Lines of data:
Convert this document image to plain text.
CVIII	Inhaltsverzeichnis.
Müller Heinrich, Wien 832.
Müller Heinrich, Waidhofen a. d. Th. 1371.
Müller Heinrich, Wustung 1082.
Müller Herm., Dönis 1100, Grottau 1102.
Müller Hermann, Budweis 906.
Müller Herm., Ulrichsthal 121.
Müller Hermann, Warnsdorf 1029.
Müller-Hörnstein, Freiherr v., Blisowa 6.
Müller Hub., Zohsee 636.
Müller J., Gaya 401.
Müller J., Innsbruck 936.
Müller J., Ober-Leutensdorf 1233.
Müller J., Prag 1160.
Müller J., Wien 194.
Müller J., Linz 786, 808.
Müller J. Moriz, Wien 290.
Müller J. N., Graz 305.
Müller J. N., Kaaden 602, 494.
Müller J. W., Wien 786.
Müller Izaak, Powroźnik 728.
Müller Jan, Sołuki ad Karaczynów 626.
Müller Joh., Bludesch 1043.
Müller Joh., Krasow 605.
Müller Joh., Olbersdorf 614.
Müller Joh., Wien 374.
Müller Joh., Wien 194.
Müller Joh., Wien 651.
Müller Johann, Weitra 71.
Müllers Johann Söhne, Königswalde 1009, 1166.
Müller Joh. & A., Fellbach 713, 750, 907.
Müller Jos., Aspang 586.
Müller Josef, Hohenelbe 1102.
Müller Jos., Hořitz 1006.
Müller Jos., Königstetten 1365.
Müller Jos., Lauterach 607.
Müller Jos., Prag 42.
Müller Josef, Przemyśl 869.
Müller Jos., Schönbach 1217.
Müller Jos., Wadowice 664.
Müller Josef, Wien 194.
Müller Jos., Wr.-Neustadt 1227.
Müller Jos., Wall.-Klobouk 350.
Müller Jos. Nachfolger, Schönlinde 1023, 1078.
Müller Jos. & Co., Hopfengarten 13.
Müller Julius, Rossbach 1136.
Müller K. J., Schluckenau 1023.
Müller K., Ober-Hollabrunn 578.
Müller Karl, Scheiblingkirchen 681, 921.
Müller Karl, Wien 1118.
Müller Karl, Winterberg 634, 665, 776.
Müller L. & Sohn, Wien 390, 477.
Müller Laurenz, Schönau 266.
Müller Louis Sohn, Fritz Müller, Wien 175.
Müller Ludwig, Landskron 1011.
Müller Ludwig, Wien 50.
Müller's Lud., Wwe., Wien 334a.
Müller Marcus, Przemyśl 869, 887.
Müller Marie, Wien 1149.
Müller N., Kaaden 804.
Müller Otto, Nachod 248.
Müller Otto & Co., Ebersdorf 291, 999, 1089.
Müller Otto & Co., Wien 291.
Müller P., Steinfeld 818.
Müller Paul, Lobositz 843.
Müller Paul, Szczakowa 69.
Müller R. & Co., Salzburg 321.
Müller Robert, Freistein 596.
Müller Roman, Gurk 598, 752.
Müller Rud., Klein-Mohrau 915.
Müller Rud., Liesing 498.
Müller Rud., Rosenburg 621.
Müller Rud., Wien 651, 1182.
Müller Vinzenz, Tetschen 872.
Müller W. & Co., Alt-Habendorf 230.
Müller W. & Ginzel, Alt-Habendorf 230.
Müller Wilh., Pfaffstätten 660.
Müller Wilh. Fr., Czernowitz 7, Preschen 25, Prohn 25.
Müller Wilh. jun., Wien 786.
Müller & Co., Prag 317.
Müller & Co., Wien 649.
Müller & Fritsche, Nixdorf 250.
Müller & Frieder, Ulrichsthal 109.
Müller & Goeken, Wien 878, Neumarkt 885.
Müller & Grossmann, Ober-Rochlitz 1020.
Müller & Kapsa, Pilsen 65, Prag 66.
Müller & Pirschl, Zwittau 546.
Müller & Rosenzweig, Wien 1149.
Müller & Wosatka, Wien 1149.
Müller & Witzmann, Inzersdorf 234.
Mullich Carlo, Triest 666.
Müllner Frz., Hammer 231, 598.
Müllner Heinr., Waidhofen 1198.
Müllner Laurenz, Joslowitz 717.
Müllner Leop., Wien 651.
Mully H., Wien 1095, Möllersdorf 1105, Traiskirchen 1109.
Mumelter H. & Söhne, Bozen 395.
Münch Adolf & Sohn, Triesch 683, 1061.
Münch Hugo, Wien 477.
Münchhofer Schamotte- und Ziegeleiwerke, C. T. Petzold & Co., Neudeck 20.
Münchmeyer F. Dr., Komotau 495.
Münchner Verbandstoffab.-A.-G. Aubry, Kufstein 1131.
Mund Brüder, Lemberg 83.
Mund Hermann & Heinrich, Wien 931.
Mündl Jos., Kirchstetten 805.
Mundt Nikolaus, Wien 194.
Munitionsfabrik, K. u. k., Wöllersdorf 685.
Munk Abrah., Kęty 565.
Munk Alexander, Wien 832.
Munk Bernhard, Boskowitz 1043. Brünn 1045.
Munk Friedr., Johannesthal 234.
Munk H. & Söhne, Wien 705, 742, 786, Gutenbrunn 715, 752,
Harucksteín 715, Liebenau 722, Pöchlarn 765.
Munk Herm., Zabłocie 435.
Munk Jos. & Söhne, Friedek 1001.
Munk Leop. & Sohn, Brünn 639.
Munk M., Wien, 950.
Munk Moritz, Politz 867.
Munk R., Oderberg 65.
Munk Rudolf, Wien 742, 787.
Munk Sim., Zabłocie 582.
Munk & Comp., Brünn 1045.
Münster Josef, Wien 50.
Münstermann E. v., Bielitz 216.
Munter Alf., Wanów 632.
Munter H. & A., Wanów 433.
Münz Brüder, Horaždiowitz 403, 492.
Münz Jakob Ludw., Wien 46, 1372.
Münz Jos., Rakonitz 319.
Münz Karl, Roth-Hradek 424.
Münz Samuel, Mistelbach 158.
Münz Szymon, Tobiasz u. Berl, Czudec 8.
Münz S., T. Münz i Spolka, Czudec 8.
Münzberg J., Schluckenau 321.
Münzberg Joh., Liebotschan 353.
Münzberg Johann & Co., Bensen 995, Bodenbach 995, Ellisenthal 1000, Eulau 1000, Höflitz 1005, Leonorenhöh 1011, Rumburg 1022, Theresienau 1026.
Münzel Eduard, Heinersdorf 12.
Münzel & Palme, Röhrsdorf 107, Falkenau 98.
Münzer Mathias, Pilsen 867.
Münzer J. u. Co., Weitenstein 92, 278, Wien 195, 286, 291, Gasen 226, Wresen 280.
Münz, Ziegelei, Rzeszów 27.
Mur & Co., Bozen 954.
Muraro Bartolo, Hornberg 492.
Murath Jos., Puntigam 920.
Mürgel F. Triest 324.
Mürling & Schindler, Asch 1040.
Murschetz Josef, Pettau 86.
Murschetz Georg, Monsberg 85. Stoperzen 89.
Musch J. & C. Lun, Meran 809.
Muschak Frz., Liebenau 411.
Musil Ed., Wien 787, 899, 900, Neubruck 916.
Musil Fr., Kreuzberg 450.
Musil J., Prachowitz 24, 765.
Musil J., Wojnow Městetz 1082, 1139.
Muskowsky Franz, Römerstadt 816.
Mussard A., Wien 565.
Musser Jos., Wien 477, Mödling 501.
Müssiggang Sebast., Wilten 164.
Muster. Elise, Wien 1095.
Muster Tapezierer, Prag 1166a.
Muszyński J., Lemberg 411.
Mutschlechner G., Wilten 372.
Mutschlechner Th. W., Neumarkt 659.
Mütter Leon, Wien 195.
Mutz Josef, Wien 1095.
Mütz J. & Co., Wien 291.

(WHAT YOU HAVE TO DO)
Scan the data for the word "Brünn" and copy every line where it shows up.

(TASK SOLUTION)
Munk Bernhard, Boskowitz 1043. Brünn 1045.
Munk Leop. & Sohn, Brünn 639.
Munk & Comp., Brünn 1045.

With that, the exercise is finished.